Goal of the exercise: All lines featuring the string "避雷指南" are to be listed.

Saved entries
============================================================
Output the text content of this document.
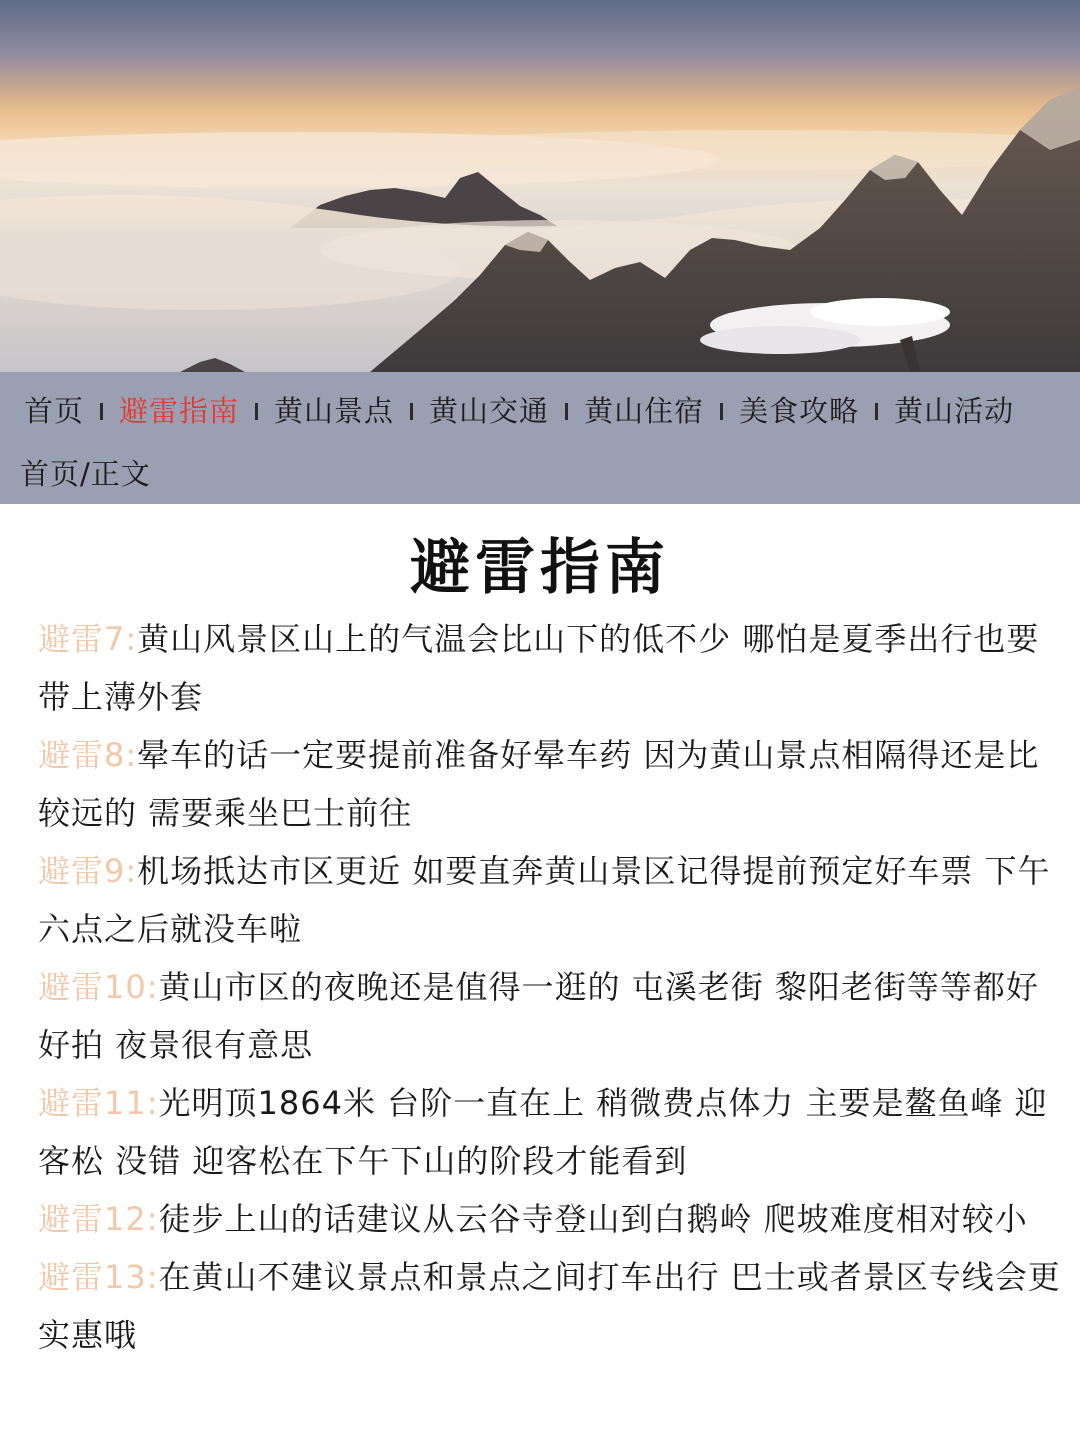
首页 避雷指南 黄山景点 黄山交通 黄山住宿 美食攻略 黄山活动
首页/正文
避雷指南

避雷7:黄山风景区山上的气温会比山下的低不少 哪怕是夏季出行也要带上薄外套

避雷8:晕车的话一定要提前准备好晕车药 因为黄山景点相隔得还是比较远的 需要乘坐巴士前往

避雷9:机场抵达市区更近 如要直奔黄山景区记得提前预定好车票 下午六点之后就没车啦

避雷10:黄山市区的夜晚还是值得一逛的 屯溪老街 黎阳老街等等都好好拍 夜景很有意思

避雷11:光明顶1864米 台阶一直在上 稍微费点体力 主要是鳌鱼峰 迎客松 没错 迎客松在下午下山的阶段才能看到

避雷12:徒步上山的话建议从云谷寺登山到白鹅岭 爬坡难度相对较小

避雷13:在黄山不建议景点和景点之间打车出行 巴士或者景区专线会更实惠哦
============================================================
Exercise response:
首页 避雷指南 黄山景点 黄山交通 黄山住宿 美食攻略 黄山活动
避雷指南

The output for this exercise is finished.